*** Document passage ***

I still submit work for juried exhibitions, and-a few times during the year-I am honored to have work in invitational shows. In fact, this past weekend I submitted to three juried ceramics exhibitions. It is part of being a working artist. No matter how advanced one’s career may be, I have always felt that getting one’s work out of the studio plays an important role in furthering that career. It is easy to maintain a stasis with your work and continue to make the same work with no change. Showing your work means taking a risk. It can crush your ego or let it soar. You are your own best promoter. Whether you show and sell your work at wholesale events, gallery shows, or other venues, you are advancing your career by gaining a customer base and increasing the exposure of your work outside of your studio.

We recently staged a music event (a home concert) with a very fine singer-songwriter. It was a wonderful evening with beautiful music and a full house of guests. Even more interesting was speaking with the performer, who is also a good friend. His home concerts are his way of getting his music out to a wider audience. Selling CDs is one way to get exposure, but playing music to a live audience is much like submitting ceramics to juried events. It is a risk. The audience may not like your performance, your lyrics, or your musicianship. But it gets your music out of the studio, out of your head, and out into a greater audience-thereby increasing the exposure of your music.

*** Records supplied ***

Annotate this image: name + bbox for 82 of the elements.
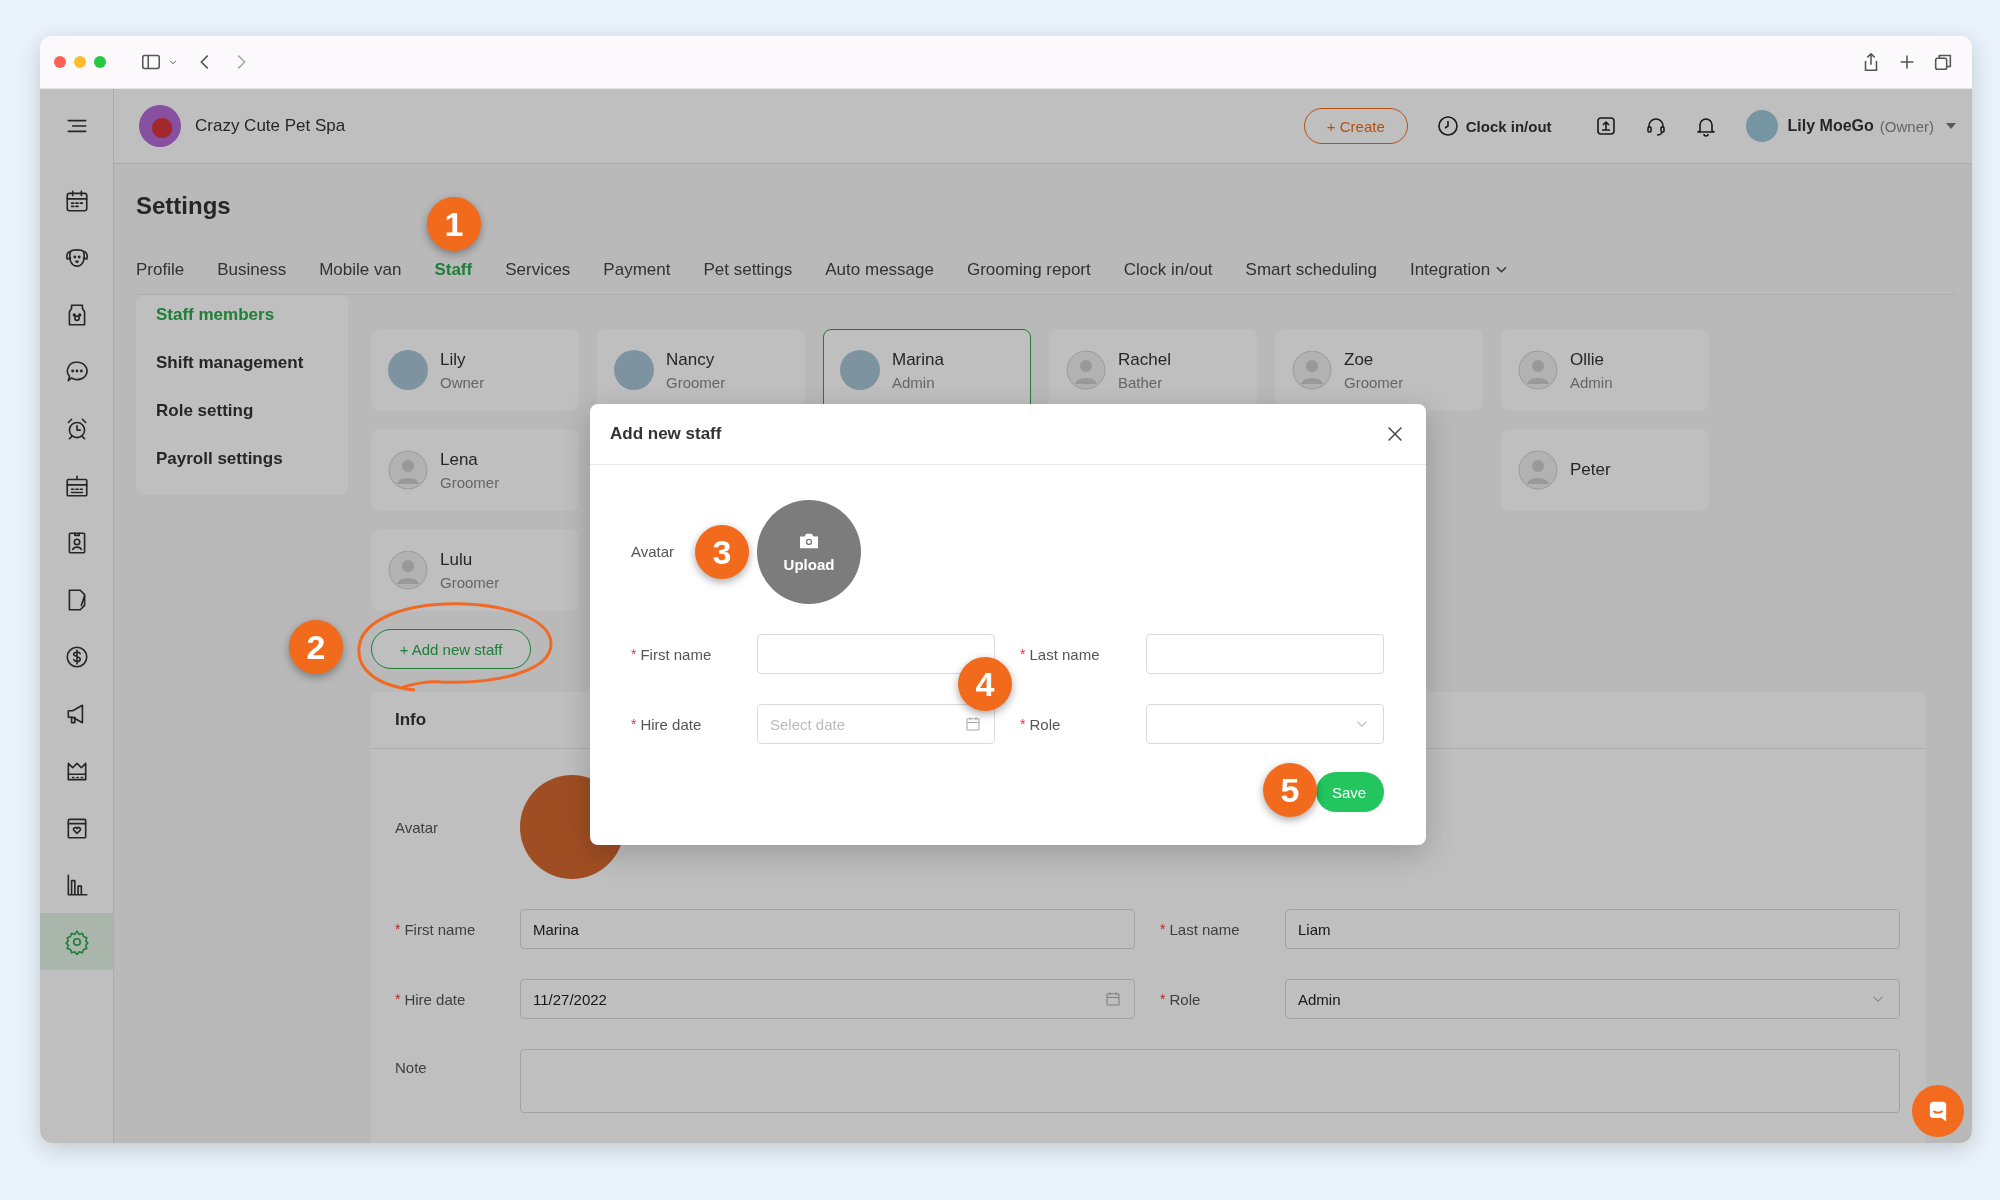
staff-card[interactable]: Lulu Groomer [371, 529, 579, 611]
clock-icon [1435, 114, 1460, 138]
caret-icon[interactable] [1946, 123, 1956, 129]
settings-icon [63, 928, 90, 955]
settings-tab[interactable]: Integration [1409, 260, 1508, 280]
staff-name: Nancy [666, 349, 716, 370]
input-field[interactable] [757, 634, 995, 674]
staff-role: Groomer [440, 573, 500, 591]
calendar-icon [63, 187, 90, 214]
settings-tab[interactable]: Services [505, 260, 571, 280]
required-mark: * [395, 990, 401, 1008]
calendar-icon [964, 715, 982, 733]
page-title: Settings [136, 191, 232, 221]
input-field[interactable]: Liam [1285, 909, 1900, 949]
settings-tab[interactable]: Payment [603, 260, 671, 280]
note-field[interactable] [520, 1049, 1900, 1113]
field-label: First name [404, 920, 476, 938]
staff-role: Owner [440, 373, 485, 391]
settings-tab[interactable]: Profile [136, 260, 185, 280]
field-label: Role [1169, 990, 1201, 1008]
calendar-icon [1104, 990, 1122, 1008]
required-mark: * [1160, 990, 1166, 1008]
input-field[interactable] [1146, 634, 1384, 674]
staff-role: Groomer [1344, 373, 1404, 391]
submenu-item[interactable]: Role setting [136, 391, 348, 439]
dialog-title: Add new staff [610, 424, 722, 444]
required-mark: * [395, 920, 401, 938]
business-logo [139, 105, 181, 147]
staff-name: Marina [892, 349, 944, 370]
field-label: Avatar [395, 818, 440, 836]
submenu-item[interactable]: Payroll settings [136, 439, 348, 487]
clock-in-out-link[interactable]: Clock in/out [1465, 117, 1552, 135]
field-label: Last name [1169, 920, 1240, 938]
staff-role: Admin [892, 373, 936, 391]
staff-name: Ollie [1570, 349, 1605, 370]
settings-tab[interactable]: Smart scheduling [1245, 260, 1377, 280]
dollar-icon [63, 643, 90, 670]
required-mark: * [1160, 920, 1166, 938]
settings-tab[interactable]: Mobile van [319, 260, 402, 280]
staff-name: Peter [1570, 460, 1611, 480]
upload-button[interactable]: Upload [757, 500, 861, 604]
staff-role: Admin [1570, 373, 1613, 391]
staff-card[interactable]: Zoe Groomer [1275, 329, 1483, 411]
staff-role: Groomer [440, 473, 500, 491]
staff-name: Lena [440, 449, 479, 470]
user-name[interactable]: Lily MoeGo [1787, 117, 1874, 135]
submenu-item[interactable]: Shift management [136, 343, 348, 391]
chevron-down-icon [1496, 266, 1508, 274]
field-label: Note [395, 1059, 428, 1076]
staff-name: Zoe [1344, 349, 1375, 370]
field-label: Hire date [640, 715, 702, 733]
business-name: Crazy Cute Pet Spa [195, 116, 346, 136]
settings-tab[interactable]: Pet settings [703, 260, 793, 280]
camera-icon [798, 531, 820, 550]
staff-card[interactable]: Peter [1501, 429, 1709, 511]
settings-tab[interactable]: Business [217, 260, 287, 280]
close-window-button[interactable] [54, 56, 66, 68]
required-mark: * [631, 715, 637, 733]
staff-role: Groomer [666, 373, 726, 391]
staff-card[interactable]: Lily Owner [371, 329, 579, 411]
settings-tab[interactable]: Clock in/out [1123, 260, 1213, 280]
role-select[interactable]: Admin [1285, 979, 1900, 1019]
settings-tab[interactable]: Auto message [825, 260, 934, 280]
staff-card[interactable]: Lena Groomer [371, 429, 579, 511]
field-label: Avatar [631, 543, 675, 560]
required-mark: * [1020, 715, 1026, 733]
field-label: Last name [1029, 645, 1100, 663]
chat-button[interactable] [1912, 1085, 1964, 1137]
field-label: Hire date [404, 990, 466, 1008]
date-field[interactable]: 11/27/2022 [520, 979, 1135, 1019]
required-mark: * [1020, 645, 1026, 663]
staff-name: Lulu [440, 549, 474, 570]
input-field[interactable]: Marina [520, 909, 1135, 949]
field-label: First name [640, 645, 712, 663]
settings-tab[interactable]: Grooming report [966, 260, 1091, 280]
required-mark: * [631, 645, 637, 663]
field-label: Role [1029, 715, 1061, 733]
staff-name: Lily [440, 349, 467, 370]
staff-card[interactable]: Ollie Admin [1501, 329, 1709, 411]
staff-role: Bather [1118, 373, 1164, 391]
staff-name: Rachel [1118, 349, 1171, 370]
user-role: (Owner) [1879, 117, 1934, 135]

***

#### Written tasks
1. Using the passage on showing artwork, decide whether each statement agrees with it. Answer yes or no for each, and quote the exact words that decide it.
(a) The writer submitted work to three juried ceramics exhibitions this past weekend.
(b) The singer-songwriter at the home concert was someone the writer had not met before.
(c) Selling CDs is presented as the only way for a musician to get exposure.
2. Write the next paragraph of the passage on showing artwork, starting after its final sentence.

#### The responses
1.
(a) Yes: "this past weekend I submitted to three juried ceramics exhibitions."
(b) No: "who is also a good friend."
(c) No: "Selling CDs is one way to get exposure."

2.
As a gallery owner, I provide a venue for ceramic artists to show their work. Of course, I do get to choose the work and design the exhibition. Plinth Gallery provides a venue for selected artists to get their work out of the studio.

In the visual and performing arts, it is often said that no one will beat a path to your door or to your event unless you do something about it. We are all competing for an economic base, whether it is in an art gallery or on a stage. It is what we do to advance our careers to that point at which we might be able to exclaim, “We have made it!” That process is different for each of us, but one thing is quite obvious: We can either choose to actively participate in our careers and design our futures as artists…or not. For me, anything less than full participation is a real waste of time.